---------- Extract to read

A lot of the people I help wonder if hosting their blog on a shared server is okay. Yes it is. But rather than all this “cloud” mentality, I much more prefer the idea of taking as much control as possible.
There’s a latest friend asking if her food blog should come out of a fully-featured box provided by a company I’ve never heard of. The WordPress backend and widgets and boxes are really quite a whiz and someone spent hundreds of man-hours assembling those features.
For her to hire me to do the exact same thing would be a multi-thousand dollard deal to be sure – not exactly worth it for a hobbiest food blog, I’ll admit. But then you have to consider the very few stories like this one where 73,000 blogs were all cut out because of the actions of a few.
After seven months of being a BurstNet customer, an unknown department of security shut down the service which served WordPress hosting (and presumably some nifty features). The story raises more questions than it answers. I have only two unsubstantiated guesses as to why the shut-down took place: Illegal pictures of kids, or spy networks (which are all the rage right now) after the Russian spies were handed off.
The preaching part is to host your own blog as much as possible in your own hands as hard as that may be. You may be one of 73 THOUSAND legit blogs sharing hosting somewhere else for simplicity, but a handful of crimimal acts on that same service could result in your blog vanishing. Preachy part, part two: Make backups of your databases! That’s where your posts and titles and tags and comments reside.

--------------------
---------- Records shown

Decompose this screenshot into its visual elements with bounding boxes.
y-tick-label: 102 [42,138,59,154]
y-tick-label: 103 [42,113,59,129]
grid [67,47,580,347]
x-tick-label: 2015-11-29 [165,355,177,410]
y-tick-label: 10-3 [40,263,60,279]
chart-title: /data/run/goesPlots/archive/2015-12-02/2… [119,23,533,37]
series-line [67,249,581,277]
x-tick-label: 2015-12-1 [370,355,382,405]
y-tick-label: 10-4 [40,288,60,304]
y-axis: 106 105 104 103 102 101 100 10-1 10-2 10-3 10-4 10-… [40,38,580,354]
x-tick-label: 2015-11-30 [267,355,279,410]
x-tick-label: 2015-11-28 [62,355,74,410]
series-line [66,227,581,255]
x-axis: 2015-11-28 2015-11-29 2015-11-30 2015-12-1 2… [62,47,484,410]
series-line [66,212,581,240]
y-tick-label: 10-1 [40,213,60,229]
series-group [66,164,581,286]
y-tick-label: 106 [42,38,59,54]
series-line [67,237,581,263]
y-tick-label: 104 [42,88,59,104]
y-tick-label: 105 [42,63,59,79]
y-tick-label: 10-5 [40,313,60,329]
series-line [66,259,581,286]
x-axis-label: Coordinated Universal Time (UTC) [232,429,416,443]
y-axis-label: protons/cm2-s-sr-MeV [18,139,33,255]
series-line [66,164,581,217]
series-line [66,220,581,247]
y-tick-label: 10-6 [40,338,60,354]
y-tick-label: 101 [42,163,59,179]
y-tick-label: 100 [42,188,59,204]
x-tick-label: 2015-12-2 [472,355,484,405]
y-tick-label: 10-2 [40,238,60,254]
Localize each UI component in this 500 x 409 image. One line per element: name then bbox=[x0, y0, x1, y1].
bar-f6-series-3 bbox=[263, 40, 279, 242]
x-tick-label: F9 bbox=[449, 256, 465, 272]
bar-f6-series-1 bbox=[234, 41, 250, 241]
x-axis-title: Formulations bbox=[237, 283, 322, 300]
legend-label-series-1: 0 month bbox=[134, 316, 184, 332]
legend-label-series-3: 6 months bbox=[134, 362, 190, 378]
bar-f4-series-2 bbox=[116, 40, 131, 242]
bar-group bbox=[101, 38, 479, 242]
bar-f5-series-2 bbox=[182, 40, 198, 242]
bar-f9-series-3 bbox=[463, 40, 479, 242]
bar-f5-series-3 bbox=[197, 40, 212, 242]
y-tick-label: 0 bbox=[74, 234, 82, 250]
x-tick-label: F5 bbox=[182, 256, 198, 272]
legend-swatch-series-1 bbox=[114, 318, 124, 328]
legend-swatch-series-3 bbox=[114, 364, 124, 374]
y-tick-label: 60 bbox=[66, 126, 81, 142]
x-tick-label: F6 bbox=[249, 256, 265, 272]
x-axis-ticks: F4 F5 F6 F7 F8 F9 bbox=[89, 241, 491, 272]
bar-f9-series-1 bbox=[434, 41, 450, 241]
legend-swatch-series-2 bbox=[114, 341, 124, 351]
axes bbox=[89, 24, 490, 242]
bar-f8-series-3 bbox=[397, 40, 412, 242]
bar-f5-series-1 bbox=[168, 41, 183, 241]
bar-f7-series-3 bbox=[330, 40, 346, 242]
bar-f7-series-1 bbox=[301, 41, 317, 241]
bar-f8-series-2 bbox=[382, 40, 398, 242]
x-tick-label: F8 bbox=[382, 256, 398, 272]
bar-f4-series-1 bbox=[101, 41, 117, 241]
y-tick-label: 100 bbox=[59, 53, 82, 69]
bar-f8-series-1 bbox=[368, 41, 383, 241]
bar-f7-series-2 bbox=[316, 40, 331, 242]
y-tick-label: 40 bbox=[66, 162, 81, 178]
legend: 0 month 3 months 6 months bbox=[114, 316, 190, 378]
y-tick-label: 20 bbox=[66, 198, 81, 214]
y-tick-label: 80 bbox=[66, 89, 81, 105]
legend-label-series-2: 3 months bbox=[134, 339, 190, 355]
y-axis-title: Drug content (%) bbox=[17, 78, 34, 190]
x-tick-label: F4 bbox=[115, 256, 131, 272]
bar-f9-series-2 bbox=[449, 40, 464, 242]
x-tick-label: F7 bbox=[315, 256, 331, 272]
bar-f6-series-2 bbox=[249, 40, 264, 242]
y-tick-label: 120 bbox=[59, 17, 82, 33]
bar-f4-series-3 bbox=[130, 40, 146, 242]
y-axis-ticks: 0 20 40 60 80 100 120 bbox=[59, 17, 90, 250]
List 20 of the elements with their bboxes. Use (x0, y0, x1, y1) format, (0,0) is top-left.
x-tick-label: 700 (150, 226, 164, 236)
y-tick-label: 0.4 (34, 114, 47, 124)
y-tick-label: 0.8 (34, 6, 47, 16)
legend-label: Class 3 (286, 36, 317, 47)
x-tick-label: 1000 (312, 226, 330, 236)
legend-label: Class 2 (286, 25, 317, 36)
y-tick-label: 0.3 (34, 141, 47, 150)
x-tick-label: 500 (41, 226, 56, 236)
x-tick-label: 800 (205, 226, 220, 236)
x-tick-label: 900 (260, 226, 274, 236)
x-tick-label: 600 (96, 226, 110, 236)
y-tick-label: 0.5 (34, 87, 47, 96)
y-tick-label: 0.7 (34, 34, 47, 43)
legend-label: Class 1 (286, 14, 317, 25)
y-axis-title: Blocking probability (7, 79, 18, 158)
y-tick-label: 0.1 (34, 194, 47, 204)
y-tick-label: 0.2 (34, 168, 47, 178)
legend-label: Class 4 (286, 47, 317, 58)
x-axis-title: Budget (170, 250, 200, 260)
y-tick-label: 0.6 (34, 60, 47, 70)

--------------------

* [Things to do]
a. List everything the post about blog hosting says is stored in a blog's databases.
b. Rewrite the paragraph of the blog hosting post that begins "The preaching part is to host your own blog" as a short bulleted list, keeping its main points.
The records are separate from the post about blog hosting.

* [Solutions per task]
a. Posts, titles, tags, comments

b.
- Keep your blog hosting in your own hands as much as possible, even if that is hard.
- You may be one of 73,000 legitimate blogs sharing hosting somewhere else for simplicity, but a few criminal acts on that same service could make your blog vanish.
- Back up your databases, since they hold your posts, titles, tags and comments.